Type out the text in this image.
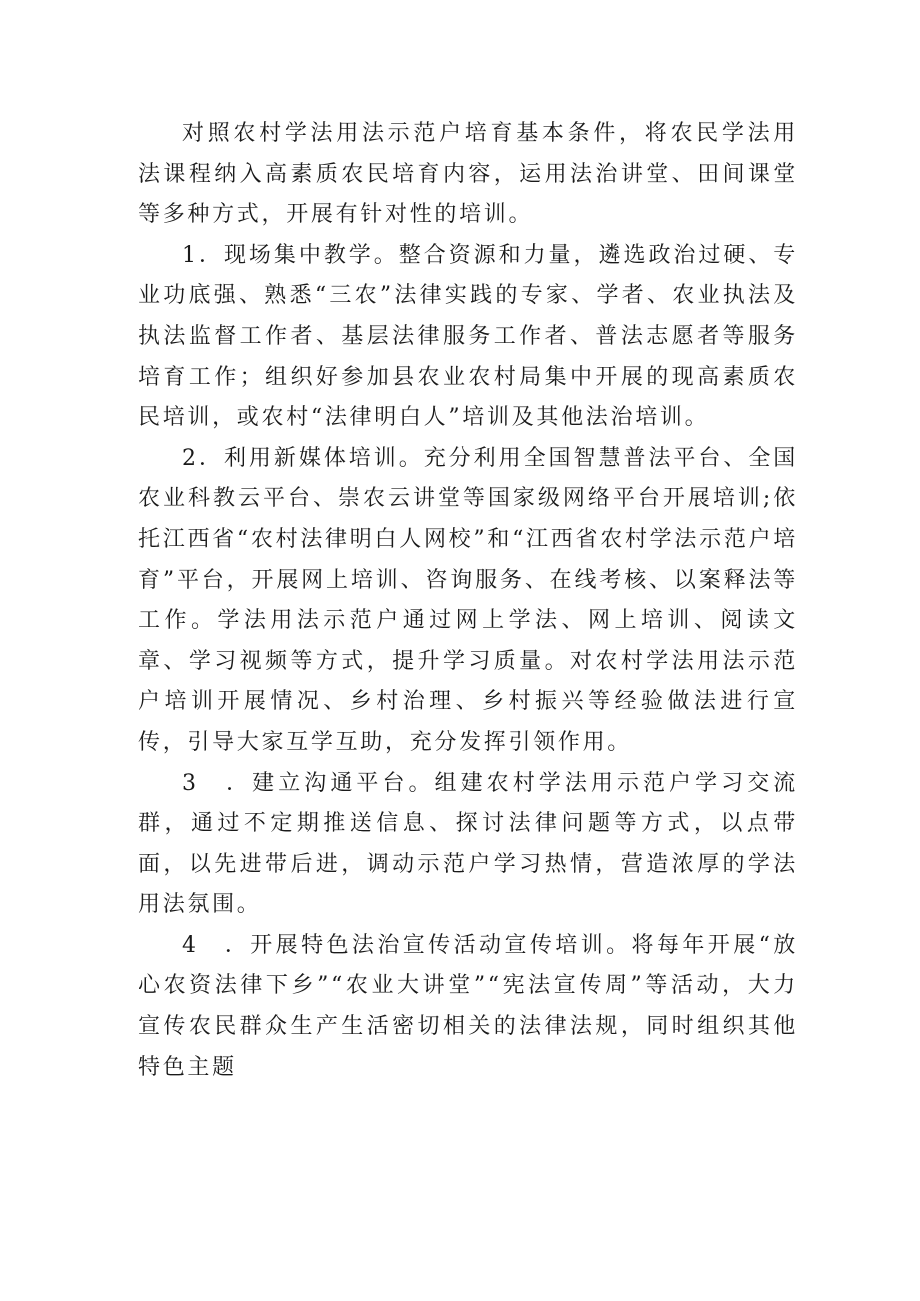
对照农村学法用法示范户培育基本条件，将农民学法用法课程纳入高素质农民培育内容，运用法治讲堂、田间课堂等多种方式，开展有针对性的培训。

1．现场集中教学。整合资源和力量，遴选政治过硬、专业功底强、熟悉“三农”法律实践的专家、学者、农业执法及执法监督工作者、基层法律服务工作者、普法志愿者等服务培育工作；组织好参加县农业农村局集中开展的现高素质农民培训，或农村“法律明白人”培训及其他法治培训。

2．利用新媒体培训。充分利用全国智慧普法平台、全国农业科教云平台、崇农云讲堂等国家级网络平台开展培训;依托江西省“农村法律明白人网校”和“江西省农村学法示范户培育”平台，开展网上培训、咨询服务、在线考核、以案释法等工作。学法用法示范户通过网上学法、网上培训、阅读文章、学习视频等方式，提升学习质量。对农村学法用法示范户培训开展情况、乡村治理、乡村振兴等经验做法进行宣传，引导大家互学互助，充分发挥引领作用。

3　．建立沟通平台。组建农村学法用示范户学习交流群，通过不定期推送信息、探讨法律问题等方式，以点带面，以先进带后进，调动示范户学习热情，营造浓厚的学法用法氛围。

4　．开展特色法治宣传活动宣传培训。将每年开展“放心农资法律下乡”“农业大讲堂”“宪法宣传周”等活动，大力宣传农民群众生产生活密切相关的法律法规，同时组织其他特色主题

····················

:: EXERCISE TASK ::
A faithful copy of the records above is needed, with the pictures left out.

:: COMPLETED TASK ::
Type out the text in this image.
对照农村学法用法示范户培育基本条件，将农民学法用法课程纳入高素质农民培育内容，运用法治讲堂、田间课堂等多种方式，开展有针对性的培训。

1．现场集中教学。整合资源和力量，遴选政治过硬、专业功底强、熟悉“三农”法律实践的专家、学者、农业执法及执法监督工作者、基层法律服务工作者、普法志愿者等服务培育工作；组织好参加县农业农村局集中开展的现高素质农民培训，或农村“法律明白人”培训及其他法治培训。

2．利用新媒体培训。充分利用全国智慧普法平台、全国农业科教云平台、崇农云讲堂等国家级网络平台开展培训;依托江西省“农村法律明白人网校”和“江西省农村学法示范户培育”平台，开展网上培训、咨询服务、在线考核、以案释法等工作。学法用法示范户通过网上学法、网上培训、阅读文章、学习视频等方式，提升学习质量。对农村学法用法示范户培训开展情况、乡村治理、乡村振兴等经验做法进行宣传，引导大家互学互助，充分发挥引领作用。

3　．建立沟通平台。组建农村学法用示范户学习交流群，通过不定期推送信息、探讨法律问题等方式，以点带面，以先进带后进，调动示范户学习热情，营造浓厚的学法用法氛围。

4　．开展特色法治宣传活动宣传培训。将每年开展“放心农资法律下乡”“农业大讲堂”“宪法宣传周”等活动，大力宣传农民群众生产生活密切相关的法律法规，同时组织其他特色主题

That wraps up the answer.